● **Description of the task**:
In the entries below, find every line holding the string "Theater" and collect it.

● **Records supplied**:
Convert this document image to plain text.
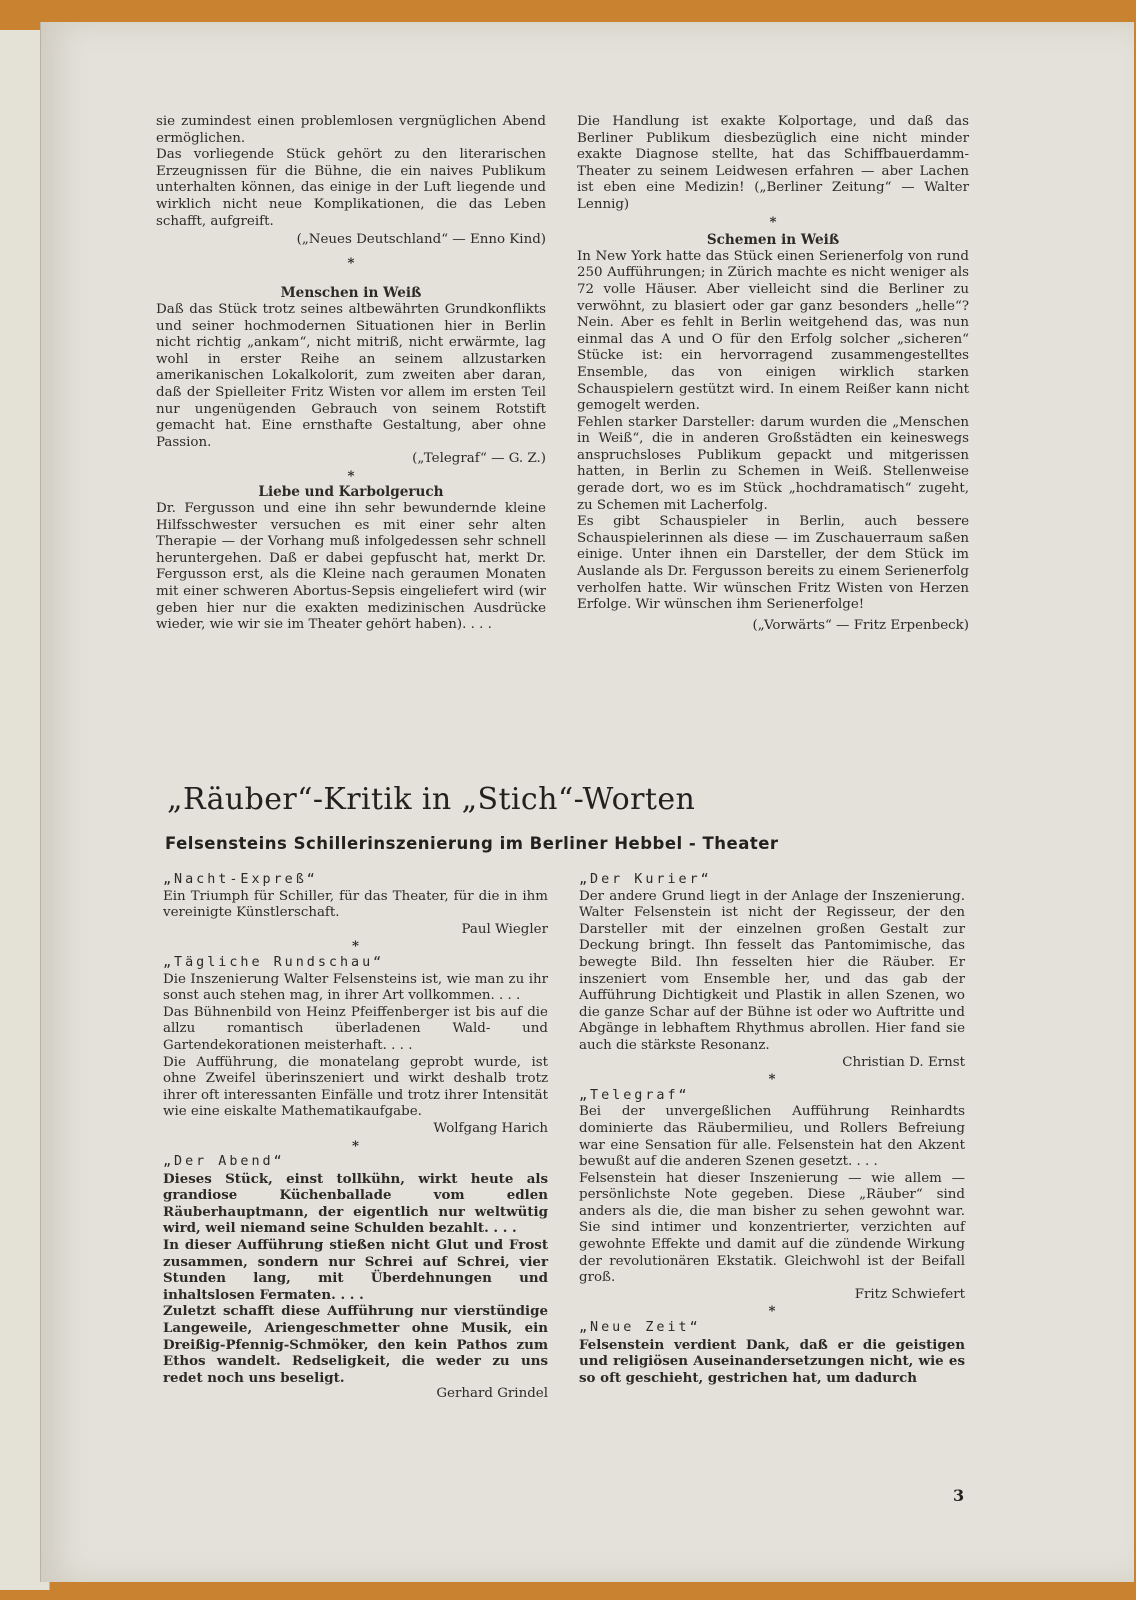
sie zumindest einen problemlosen vergnüglichen Abend ermöglichen.

Das vorliegende Stück gehört zu den literarischen Erzeugnissen für die Bühne, die ein naives Publikum unterhalten können, das einige in der Luft liegende und wirklich nicht neue Komplikationen, die das Leben schafft, aufgreift.

(„Neues Deutschland“ — Enno Kind)

*

Menschen in Weiß

Daß das Stück trotz seines altbewährten Grundkonflikts und seiner hochmodernen Situationen hier in Berlin nicht richtig „ankam“, nicht mitriß, nicht erwärmte, lag wohl in erster Reihe an seinem allzustarken amerikanischen Lokalkolorit, zum zweiten aber daran, daß der Spielleiter Fritz Wisten vor allem im ersten Teil nur ungenügenden Gebrauch von seinem Rotstift gemacht hat. Eine ernsthafte Gestaltung, aber ohne Passion.

(„Telegraf“ — G. Z.)

*

Liebe und Karbolgeruch

Dr. Fergusson und eine ihn sehr bewundernde kleine Hilfsschwester versuchen es mit einer sehr alten Therapie — der Vorhang muß infolgedessen sehr schnell heruntergehen. Daß er dabei gepfuscht hat, merkt Dr. Fergusson erst, als die Kleine nach geraumen Monaten mit einer schweren Abortus-Sepsis eingeliefert wird (wir geben hier nur die exakten medizinischen Ausdrücke wieder, wie wir sie im Theater gehört haben). . . .

Die Handlung ist exakte Kolportage, und daß das Berliner Publikum diesbezüglich eine nicht minder exakte Diagnose stellte, hat das Schiffbauerdamm-Theater zu seinem Leidwesen erfahren — aber Lachen ist eben eine Medizin! („Berliner Zeitung“ — Walter Lennig)

*

Schemen in Weiß

In New York hatte das Stück einen Serienerfolg von rund 250 Aufführungen; in Zürich machte es nicht weniger als 72 volle Häuser. Aber vielleicht sind die Berliner zu verwöhnt, zu blasiert oder gar ganz besonders „helle“? Nein. Aber es fehlt in Berlin weitgehend das, was nun einmal das A und O für den Erfolg solcher „sicheren“ Stücke ist: ein hervorragend zusammengestelltes Ensemble, das von einigen wirklich starken Schauspielern gestützt wird. In einem Reißer kann nicht gemogelt werden.

Fehlen starker Darsteller: darum wurden die „Menschen in Weiß“, die in anderen Großstädten ein keineswegs anspruchsloses Publikum gepackt und mitgerissen hatten, in Berlin zu Schemen in Weiß. Stellenweise gerade dort, wo es im Stück „hochdramatisch“ zugeht, zu Schemen mit Lacherfolg.

Es gibt Schauspieler in Berlin, auch bessere Schauspielerinnen als diese — im Zuschauerraum saßen einige. Unter ihnen ein Darsteller, der dem Stück im Auslande als Dr. Fergusson bereits zu einem Serienerfolg verholfen hatte. Wir wünschen Fritz Wisten von Herzen Erfolge. Wir wünschen ihm Serienerfolge!

(„Vorwärts“ — Fritz Erpenbeck)

„Räuber“-Kritik in „Stich“-Worten
Felsensteins Schillerinszenierung im Berliner Hebbel - Theater

„Nacht-Expreß“

Ein Triumph für Schiller, für das Theater, für die in ihm vereinigte Künstlerschaft.

Paul Wiegler

*

„Tägliche Rundschau“

Die Inszenierung Walter Felsensteins ist, wie man zu ihr sonst auch stehen mag, in ihrer Art vollkommen. . . .

Das Bühnenbild von Heinz Pfeiffenberger ist bis auf die allzu romantisch überladenen Wald- und Gartendekorationen meisterhaft. . . .

Die Aufführung, die monatelang geprobt wurde, ist ohne Zweifel überinszeniert und wirkt deshalb trotz ihrer oft interessanten Einfälle und trotz ihrer Intensität wie eine eiskalte Mathematikaufgabe.

Wolfgang Harich

*

„Der Abend“

Dieses Stück, einst tollkühn, wirkt heute als grandiose Küchenballade vom edlen Räuberhauptmann, der eigentlich nur weltwütig wird, weil niemand seine Schulden bezahlt. . . .

In dieser Aufführung stießen nicht Glut und Frost zusammen, sondern nur Schrei auf Schrei, vier Stunden lang, mit Überdehnungen und inhaltslosen Fermaten. . . .

Zuletzt schafft diese Aufführung nur vierstündige Langeweile, Ariengeschmetter ohne Musik, ein Dreißig-Pfennig-Schmöker, den kein Pathos zum Ethos wandelt. Redseligkeit, die weder zu uns redet noch uns beseligt.

Gerhard Grindel

„Der Kurier“

Der andere Grund liegt in der Anlage der Inszenierung. Walter Felsenstein ist nicht der Regisseur, der den Darsteller mit der einzelnen großen Gestalt zur Deckung bringt. Ihn fesselt das Pantomimische, das bewegte Bild. Ihn fesselten hier die Räuber. Er inszeniert vom Ensemble her, und das gab der Aufführung Dichtigkeit und Plastik in allen Szenen, wo die ganze Schar auf der Bühne ist oder wo Auftritte und Abgänge in lebhaftem Rhythmus abrollen. Hier fand sie auch die stärkste Resonanz.

Christian D. Ernst

*

„Telegraf“

Bei der unvergeßlichen Aufführung Reinhardts dominierte das Räubermilieu, und Rollers Befreiung war eine Sensation für alle. Felsenstein hat den Akzent bewußt auf die anderen Szenen gesetzt. . . .

Felsenstein hat dieser Inszenierung — wie allem — persönlichste Note gegeben. Diese „Räuber“ sind anders als die, die man bisher zu sehen gewohnt war. Sie sind intimer und konzentrierter, verzichten auf gewohnte Effekte und damit auf die zündende Wirkung der revolutionären Ekstatik. Gleichwohl ist der Beifall groß.

Fritz Schwiefert

*

„Neue Zeit“

Felsenstein verdient Dank, daß er die geistigen und religiösen Auseinandersetzungen nicht, wie es so oft geschieht, gestrichen hat, um dadurch

3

● **Answer to the exercise**:
Dr. Fergusson und eine ihn sehr bewundernde kleine Hilfsschwester versuchen es mit einer sehr alten Therapie — der Vorhang muß infolgedessen sehr schnell heruntergehen. Daß er dabei gepfuscht hat, merkt Dr. Fergusson erst, als die Kleine nach geraumen Monaten mit einer schweren Abortus-Sepsis eingeliefert wird (wir geben hier nur die exakten medizinischen Ausdrücke wieder, wie wir sie im Theater gehört haben). . . .
Die Handlung ist exakte Kolportage, und daß das Berliner Publikum diesbezüglich eine nicht minder exakte Diagnose stellte, hat das Schiffbauerdamm-Theater zu seinem Leidwesen erfahren — aber Lachen ist eben eine Medizin! („Berliner Zeitung“ — Walter Lennig)
Felsensteins Schillerinszenierung im Berliner Hebbel - Theater
Ein Triumph für Schiller, für das Theater, für die in ihm vereinigte Künstlerschaft.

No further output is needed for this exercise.